Task set ▸
1. According to the post about MSTS forest objects, how many texture files does the MSTS definition for a forest object use?
2. Continue the post about MSTS forest objects from its final line.

The MSTS definition for a forest object only uses a single texture file, and then randomizes the size & placement of the cruciforms that get rendered.
How hard would it be to replace the value within the texture field to refer to a list or array containing multiple textures, each with a min/max size for each texture, and randomly add these into a single forest object?
There's already a structure for the forests.dat file that's recognized (not sure if ORTS uses it), which could easily be extended into a multi-select list:
Forest ( "SilverMapleM" "SilverMaple.ace" 25f 15f 0.5f 1.2f) Forest ( "SilverMapleL" "SilverMaple.ace" 30f 19f 0.5f 1.2f) Forest ( "weeds5" "weeds5.ace" 4.5f 4.5f 0.5f 1.3f ) Forest ( "weeds7" "weeds7.ace" 4.5f 4.5f 0.5f 1.3f ) Forest ( "weeds9" "weeds9.ace" 8.5f 8.5f 0.5f 1.3f ) Forest ( "Trackline-46" "MSTracklineVeg46-DG.ace" 2.50f 3.5f 0.9f 1.1f ) Forest ( "Trackline-48" "MSTracklineVeg48-LG.ace" 2.50f 3.5f 0.9f 1.1f )
My thought would be to re-use that structure as a separately named .DAT or JSON file which could be referred to in the .W object declaration for a forest:
Forest ( UiD ( 1 ) TreeList ( MixedTrees.dat ) TreeTexture ( silvermaple.ace ) ScaleRange ( 0.5 1.2 ) Area ( 200 450 ) Population ( 360 ) TreeSize ( 25 15 ) StaticFlags ( 00000000 ) Position ( -969.622 188.433 -443.505 ) QDirection ( 0 -0.702966 0 0.711187 ) VDbId ( 4294967295 ) )

Supplied data ▸
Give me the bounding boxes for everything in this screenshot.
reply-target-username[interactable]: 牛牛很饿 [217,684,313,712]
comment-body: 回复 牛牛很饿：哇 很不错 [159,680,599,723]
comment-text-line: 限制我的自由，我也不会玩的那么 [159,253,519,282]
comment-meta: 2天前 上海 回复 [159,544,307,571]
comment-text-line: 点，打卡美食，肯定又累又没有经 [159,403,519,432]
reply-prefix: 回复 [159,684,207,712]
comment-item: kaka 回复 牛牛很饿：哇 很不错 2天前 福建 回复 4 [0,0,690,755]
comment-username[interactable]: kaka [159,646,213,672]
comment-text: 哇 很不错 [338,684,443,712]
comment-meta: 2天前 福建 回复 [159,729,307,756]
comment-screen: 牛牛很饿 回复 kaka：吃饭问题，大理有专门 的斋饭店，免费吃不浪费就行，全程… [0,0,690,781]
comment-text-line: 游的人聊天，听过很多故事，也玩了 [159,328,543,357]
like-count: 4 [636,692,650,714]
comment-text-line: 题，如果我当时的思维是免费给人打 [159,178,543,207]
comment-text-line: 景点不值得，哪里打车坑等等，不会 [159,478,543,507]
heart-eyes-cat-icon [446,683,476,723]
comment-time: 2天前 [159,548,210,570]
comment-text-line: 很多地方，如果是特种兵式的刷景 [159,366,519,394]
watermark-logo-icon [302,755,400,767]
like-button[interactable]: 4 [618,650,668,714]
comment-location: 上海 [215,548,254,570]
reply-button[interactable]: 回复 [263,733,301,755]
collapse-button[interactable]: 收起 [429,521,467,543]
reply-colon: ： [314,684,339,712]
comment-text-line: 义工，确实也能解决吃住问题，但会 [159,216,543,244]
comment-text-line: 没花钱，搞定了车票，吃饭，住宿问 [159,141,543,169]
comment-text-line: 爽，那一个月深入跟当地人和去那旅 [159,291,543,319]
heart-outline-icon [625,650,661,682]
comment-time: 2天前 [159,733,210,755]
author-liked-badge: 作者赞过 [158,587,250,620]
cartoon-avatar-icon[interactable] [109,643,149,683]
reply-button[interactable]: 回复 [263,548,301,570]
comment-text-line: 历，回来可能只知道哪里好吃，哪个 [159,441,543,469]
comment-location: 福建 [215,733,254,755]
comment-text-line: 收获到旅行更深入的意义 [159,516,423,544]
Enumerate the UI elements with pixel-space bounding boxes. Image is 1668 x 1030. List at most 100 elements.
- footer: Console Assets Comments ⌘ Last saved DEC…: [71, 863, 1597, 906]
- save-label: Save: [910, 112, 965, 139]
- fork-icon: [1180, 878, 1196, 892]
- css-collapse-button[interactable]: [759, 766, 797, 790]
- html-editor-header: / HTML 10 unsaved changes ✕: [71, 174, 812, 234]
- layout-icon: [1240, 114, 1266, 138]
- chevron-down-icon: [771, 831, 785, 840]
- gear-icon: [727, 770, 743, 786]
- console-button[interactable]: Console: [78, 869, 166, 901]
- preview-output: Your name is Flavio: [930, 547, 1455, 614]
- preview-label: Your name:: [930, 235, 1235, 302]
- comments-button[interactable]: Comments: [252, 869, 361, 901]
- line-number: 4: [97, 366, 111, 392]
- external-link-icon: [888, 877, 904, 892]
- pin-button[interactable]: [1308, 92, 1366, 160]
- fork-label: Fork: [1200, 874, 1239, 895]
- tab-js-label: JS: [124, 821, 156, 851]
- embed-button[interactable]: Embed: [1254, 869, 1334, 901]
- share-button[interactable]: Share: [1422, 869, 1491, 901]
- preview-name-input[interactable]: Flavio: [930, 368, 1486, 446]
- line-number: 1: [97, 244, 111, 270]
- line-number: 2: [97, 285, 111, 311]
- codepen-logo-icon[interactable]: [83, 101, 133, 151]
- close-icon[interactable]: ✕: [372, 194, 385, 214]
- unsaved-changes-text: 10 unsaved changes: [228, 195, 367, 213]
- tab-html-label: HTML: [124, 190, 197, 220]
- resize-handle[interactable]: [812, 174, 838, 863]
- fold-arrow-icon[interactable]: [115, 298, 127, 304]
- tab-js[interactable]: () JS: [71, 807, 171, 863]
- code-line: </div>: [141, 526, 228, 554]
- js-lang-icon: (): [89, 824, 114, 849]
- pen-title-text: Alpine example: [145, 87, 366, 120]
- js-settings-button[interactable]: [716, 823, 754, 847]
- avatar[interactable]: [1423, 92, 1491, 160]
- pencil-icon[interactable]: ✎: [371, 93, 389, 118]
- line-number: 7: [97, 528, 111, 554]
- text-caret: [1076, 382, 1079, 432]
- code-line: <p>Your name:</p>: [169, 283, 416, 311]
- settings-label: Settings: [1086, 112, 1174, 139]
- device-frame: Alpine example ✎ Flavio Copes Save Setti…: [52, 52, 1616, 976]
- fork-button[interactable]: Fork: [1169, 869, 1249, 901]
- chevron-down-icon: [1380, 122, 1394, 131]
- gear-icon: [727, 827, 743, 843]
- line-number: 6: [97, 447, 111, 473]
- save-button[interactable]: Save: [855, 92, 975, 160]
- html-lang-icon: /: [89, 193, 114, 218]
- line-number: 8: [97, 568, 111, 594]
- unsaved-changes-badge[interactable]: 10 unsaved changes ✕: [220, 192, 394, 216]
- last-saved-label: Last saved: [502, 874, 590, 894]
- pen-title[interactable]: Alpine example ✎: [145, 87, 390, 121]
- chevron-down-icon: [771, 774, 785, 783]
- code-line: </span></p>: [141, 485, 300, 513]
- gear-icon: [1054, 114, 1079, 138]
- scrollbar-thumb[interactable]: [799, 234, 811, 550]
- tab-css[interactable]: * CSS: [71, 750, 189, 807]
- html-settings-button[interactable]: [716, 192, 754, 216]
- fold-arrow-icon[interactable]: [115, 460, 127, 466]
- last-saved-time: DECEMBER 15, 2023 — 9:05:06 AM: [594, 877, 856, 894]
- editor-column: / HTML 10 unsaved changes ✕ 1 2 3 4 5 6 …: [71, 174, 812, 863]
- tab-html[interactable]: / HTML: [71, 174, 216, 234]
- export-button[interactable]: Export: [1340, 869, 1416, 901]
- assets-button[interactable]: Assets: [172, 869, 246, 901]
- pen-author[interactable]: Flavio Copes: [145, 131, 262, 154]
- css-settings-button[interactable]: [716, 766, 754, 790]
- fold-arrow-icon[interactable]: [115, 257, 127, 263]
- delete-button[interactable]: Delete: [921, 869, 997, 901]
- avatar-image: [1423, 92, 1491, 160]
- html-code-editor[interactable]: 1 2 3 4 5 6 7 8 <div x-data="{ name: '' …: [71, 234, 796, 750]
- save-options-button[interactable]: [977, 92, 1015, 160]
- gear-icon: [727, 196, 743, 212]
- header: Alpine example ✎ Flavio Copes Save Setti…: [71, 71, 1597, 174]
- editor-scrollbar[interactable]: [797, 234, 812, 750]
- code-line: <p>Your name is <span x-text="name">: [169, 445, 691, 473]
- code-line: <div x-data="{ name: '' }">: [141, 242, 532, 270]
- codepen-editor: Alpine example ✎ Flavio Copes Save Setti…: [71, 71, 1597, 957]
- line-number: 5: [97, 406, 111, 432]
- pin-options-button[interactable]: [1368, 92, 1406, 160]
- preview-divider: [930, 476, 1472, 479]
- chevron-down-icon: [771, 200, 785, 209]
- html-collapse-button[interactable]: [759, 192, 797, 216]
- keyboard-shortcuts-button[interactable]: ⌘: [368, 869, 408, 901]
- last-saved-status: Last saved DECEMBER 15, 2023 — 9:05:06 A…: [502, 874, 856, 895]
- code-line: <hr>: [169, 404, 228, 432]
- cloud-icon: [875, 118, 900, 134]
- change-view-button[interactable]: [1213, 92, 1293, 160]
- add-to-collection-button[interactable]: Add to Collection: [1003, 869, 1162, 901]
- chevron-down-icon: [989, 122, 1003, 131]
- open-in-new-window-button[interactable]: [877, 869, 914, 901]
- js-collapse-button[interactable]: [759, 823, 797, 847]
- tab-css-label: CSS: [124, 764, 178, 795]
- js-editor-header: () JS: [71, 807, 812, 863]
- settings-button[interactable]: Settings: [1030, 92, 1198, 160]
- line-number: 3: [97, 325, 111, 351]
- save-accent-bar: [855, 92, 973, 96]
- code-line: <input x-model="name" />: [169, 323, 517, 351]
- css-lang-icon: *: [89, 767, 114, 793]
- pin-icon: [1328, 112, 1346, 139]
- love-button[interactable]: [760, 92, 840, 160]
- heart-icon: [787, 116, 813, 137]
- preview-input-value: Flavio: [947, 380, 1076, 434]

Task results ▸
1. It uses a single texture file.

2.
For backward compatibility... leave all the attributes in place for the current logic so that there's a default to render...
however...
If TreeList() is present with valid properties and can be read, randomly use the values from the DAT or JSON to seed what's being rendered.
Yes, I know TSRE doesn't support this. Those of us who create routes would need to manually hack their W files for this to be useful, but I think it's worth a little bit of extra hacking to avoid needing to overlay duplicate forest objects that often wind up planting multiple cruciforms in a similar seeding pattern that start to overlap each other.
Hope the idea is somewhat clear... happy to hear other options for creating dense, diverse forests.